## Data for this task
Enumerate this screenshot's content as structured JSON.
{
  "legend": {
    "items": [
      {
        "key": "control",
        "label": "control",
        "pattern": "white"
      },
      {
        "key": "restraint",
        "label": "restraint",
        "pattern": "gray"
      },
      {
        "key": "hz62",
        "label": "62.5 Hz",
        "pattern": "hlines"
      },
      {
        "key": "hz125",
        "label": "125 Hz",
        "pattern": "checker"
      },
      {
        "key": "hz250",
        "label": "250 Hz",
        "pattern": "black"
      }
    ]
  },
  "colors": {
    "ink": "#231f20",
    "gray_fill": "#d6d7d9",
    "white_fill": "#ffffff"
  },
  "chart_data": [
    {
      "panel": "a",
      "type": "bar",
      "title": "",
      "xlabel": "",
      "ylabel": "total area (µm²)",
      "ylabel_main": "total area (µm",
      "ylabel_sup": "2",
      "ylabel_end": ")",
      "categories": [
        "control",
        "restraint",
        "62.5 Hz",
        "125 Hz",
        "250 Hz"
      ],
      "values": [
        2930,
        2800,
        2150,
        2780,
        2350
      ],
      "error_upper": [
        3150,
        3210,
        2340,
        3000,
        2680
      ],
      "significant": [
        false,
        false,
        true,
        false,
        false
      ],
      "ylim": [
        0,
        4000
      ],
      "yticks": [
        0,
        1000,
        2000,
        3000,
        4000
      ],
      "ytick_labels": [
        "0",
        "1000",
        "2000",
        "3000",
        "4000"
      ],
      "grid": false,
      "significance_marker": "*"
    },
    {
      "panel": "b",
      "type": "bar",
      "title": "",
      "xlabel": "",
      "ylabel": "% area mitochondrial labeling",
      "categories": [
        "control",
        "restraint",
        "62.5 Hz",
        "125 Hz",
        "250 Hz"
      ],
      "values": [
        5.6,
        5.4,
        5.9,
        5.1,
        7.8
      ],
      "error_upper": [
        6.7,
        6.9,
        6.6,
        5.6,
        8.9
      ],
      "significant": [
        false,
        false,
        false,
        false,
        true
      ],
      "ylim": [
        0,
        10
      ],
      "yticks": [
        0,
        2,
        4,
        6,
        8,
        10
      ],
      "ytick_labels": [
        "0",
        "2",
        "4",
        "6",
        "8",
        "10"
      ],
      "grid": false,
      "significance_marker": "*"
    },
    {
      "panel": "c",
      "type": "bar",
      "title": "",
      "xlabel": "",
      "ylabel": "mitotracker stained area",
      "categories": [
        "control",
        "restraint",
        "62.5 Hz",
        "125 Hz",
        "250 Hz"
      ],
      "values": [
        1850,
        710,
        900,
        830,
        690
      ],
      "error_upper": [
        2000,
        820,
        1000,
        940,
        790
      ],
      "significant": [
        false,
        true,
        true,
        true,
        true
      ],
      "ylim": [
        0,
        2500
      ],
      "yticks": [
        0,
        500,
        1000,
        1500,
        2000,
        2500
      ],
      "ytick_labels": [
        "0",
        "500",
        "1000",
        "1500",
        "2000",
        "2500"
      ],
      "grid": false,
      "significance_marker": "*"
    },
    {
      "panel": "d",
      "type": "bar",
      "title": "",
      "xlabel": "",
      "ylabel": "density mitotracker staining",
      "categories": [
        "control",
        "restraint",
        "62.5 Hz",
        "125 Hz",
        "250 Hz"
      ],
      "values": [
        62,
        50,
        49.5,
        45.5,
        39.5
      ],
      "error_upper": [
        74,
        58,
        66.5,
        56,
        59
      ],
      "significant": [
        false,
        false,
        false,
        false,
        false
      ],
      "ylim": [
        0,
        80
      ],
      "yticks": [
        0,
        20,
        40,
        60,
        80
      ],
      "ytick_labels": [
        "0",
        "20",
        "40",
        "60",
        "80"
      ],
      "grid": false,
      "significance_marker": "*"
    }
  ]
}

## Stated exercise
Reproduce the material above exactly; please quote every line of it.

## Response to the exercise
Enumerate this screenshot's content as structured JSON.
{
  "legend": {
    "items": [
      {
        "key": "control",
        "label": "control",
        "pattern": "white"
      },
      {
        "key": "restraint",
        "label": "restraint",
        "pattern": "gray"
      },
      {
        "key": "hz62",
        "label": "62.5 Hz",
        "pattern": "hlines"
      },
      {
        "key": "hz125",
        "label": "125 Hz",
        "pattern": "checker"
      },
      {
        "key": "hz250",
        "label": "250 Hz",
        "pattern": "black"
      }
    ]
  },
  "colors": {
    "ink": "#231f20",
    "gray_fill": "#d6d7d9",
    "white_fill": "#ffffff"
  },
  "chart_data": [
    {
      "panel": "a",
      "type": "bar",
      "title": "",
      "xlabel": "",
      "ylabel": "total area (µm²)",
      "ylabel_main": "total area (µm",
      "ylabel_sup": "2",
      "ylabel_end": ")",
      "categories": [
        "control",
        "restraint",
        "62.5 Hz",
        "125 Hz",
        "250 Hz"
      ],
      "values": [
        2930,
        2800,
        2150,
        2780,
        2350
      ],
      "error_upper": [
        3150,
        3210,
        2340,
        3000,
        2680
      ],
      "significant": [
        false,
        false,
        true,
        false,
        false
      ],
      "ylim": [
        0,
        4000
      ],
      "yticks": [
        0,
        1000,
        2000,
        3000,
        4000
      ],
      "ytick_labels": [
        "0",
        "1000",
        "2000",
        "3000",
        "4000"
      ],
      "grid": false,
      "significance_marker": "*"
    },
    {
      "panel": "b",
      "type": "bar",
      "title": "",
      "xlabel": "",
      "ylabel": "% area mitochondrial labeling",
      "categories": [
        "control",
        "restraint",
        "62.5 Hz",
        "125 Hz",
        "250 Hz"
      ],
      "values": [
        5.6,
        5.4,
        5.9,
        5.1,
        7.8
      ],
      "error_upper": [
        6.7,
        6.9,
        6.6,
        5.6,
        8.9
      ],
      "significant": [
        false,
        false,
        false,
        false,
        true
      ],
      "ylim": [
        0,
        10
      ],
      "yticks": [
        0,
        2,
        4,
        6,
        8,
        10
      ],
      "ytick_labels": [
        "0",
        "2",
        "4",
        "6",
        "8",
        "10"
      ],
      "grid": false,
      "significance_marker": "*"
    },
    {
      "panel": "c",
      "type": "bar",
      "title": "",
      "xlabel": "",
      "ylabel": "mitotracker stained area",
      "categories": [
        "control",
        "restraint",
        "62.5 Hz",
        "125 Hz",
        "250 Hz"
      ],
      "values": [
        1850,
        710,
        900,
        830,
        690
      ],
      "error_upper": [
        2000,
        820,
        1000,
        940,
        790
      ],
      "significant": [
        false,
        true,
        true,
        true,
        true
      ],
      "ylim": [
        0,
        2500
      ],
      "yticks": [
        0,
        500,
        1000,
        1500,
        2000,
        2500
      ],
      "ytick_labels": [
        "0",
        "500",
        "1000",
        "1500",
        "2000",
        "2500"
      ],
      "grid": false,
      "significance_marker": "*"
    },
    {
      "panel": "d",
      "type": "bar",
      "title": "",
      "xlabel": "",
      "ylabel": "density mitotracker staining",
      "categories": [
        "control",
        "restraint",
        "62.5 Hz",
        "125 Hz",
        "250 Hz"
      ],
      "values": [
        62,
        50,
        49.5,
        45.5,
        39.5
      ],
      "error_upper": [
        74,
        58,
        66.5,
        56,
        59
      ],
      "significant": [
        false,
        false,
        false,
        false,
        false
      ],
      "ylim": [
        0,
        80
      ],
      "yticks": [
        0,
        20,
        40,
        60,
        80
      ],
      "ytick_labels": [
        "0",
        "20",
        "40",
        "60",
        "80"
      ],
      "grid": false,
      "significance_marker": "*"
    }
  ]
}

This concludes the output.